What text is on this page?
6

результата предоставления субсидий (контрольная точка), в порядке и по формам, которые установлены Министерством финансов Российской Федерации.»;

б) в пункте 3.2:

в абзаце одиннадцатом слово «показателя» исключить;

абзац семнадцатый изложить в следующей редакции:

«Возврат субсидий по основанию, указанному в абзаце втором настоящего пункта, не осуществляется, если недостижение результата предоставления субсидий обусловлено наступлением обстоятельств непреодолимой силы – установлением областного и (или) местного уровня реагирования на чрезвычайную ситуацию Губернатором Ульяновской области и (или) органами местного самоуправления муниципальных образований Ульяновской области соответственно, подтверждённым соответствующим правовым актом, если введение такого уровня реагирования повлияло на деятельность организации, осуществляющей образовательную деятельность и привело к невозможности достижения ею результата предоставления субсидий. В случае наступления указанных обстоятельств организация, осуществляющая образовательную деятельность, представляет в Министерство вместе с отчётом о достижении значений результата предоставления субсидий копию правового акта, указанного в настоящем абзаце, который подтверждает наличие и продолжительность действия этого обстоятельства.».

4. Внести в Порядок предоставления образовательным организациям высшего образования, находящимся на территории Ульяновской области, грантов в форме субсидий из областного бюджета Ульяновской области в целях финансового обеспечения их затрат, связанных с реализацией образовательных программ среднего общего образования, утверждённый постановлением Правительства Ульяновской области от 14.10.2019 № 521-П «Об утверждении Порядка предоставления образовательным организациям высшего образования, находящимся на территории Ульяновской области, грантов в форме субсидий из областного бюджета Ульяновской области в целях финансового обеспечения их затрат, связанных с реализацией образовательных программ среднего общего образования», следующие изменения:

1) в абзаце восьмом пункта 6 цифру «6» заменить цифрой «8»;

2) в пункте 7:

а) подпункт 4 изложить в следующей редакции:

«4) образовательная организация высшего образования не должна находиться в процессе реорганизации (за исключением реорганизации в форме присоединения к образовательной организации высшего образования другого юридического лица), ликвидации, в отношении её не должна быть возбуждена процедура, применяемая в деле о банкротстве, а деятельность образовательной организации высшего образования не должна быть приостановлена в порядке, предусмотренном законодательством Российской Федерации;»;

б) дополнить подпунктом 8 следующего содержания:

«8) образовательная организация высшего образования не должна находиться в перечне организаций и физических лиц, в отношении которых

★ ★ ★ ★ ★ ★ ★

• [THE EXERCISE] Your task is to reproduce the whole listing exactly.

• [SOLUTION FOR THIS EXERCISE]
What text is on this page?
6

результата предоставления субсидий (контрольная точка), в порядке и по формам, которые установлены Министерством финансов Российской Федерации.»;

б) в пункте 3.2:

в абзаце одиннадцатом слово «показателя» исключить;

абзац семнадцатый изложить в следующей редакции:

«Возврат субсидий по основанию, указанному в абзаце втором настоящего пункта, не осуществляется, если недостижение результата предоставления субсидий обусловлено наступлением обстоятельств непреодолимой силы – установлением областного и (или) местного уровня реагирования на чрезвычайную ситуацию Губернатором Ульяновской области и (или) органами местного самоуправления муниципальных образований Ульяновской области соответственно, подтверждённым соответствующим правовым актом, если введение такого уровня реагирования повлияло на деятельность организации, осуществляющей образовательную деятельность и привело к невозможности достижения ею результата предоставления субсидий. В случае наступления указанных обстоятельств организация, осуществляющая образовательную деятельность, представляет в Министерство вместе с отчётом о достижении значений результата предоставления субсидий копию правового акта, указанного в настоящем абзаце, который подтверждает наличие и продолжительность действия этого обстоятельства.».

4. Внести в Порядок предоставления образовательным организациям высшего образования, находящимся на территории Ульяновской области, грантов в форме субсидий из областного бюджета Ульяновской области в целях финансового обеспечения их затрат, связанных с реализацией образовательных программ среднего общего образования, утверждённый постановлением Правительства Ульяновской области от 14.10.2019 № 521-П «Об утверждении Порядка предоставления образовательным организациям высшего образования, находящимся на территории Ульяновской области, грантов в форме субсидий из областного бюджета Ульяновской области в целях финансового обеспечения их затрат, связанных с реализацией образовательных программ среднего общего образования», следующие изменения:

1) в абзаце восьмом пункта 6 цифру «6» заменить цифрой «8»;

2) в пункте 7:

а) подпункт 4 изложить в следующей редакции:

«4) образовательная организация высшего образования не должна находиться в процессе реорганизации (за исключением реорганизации в форме присоединения к образовательной организации высшего образования другого юридического лица), ликвидации, в отношении её не должна быть возбуждена процедура, применяемая в деле о банкротстве, а деятельность образовательной организации высшего образования не должна быть приостановлена в порядке, предусмотренном законодательством Российской Федерации;»;

б) дополнить подпунктом 8 следующего содержания:

«8) образовательная организация высшего образования не должна находиться в перечне организаций и физических лиц, в отношении которых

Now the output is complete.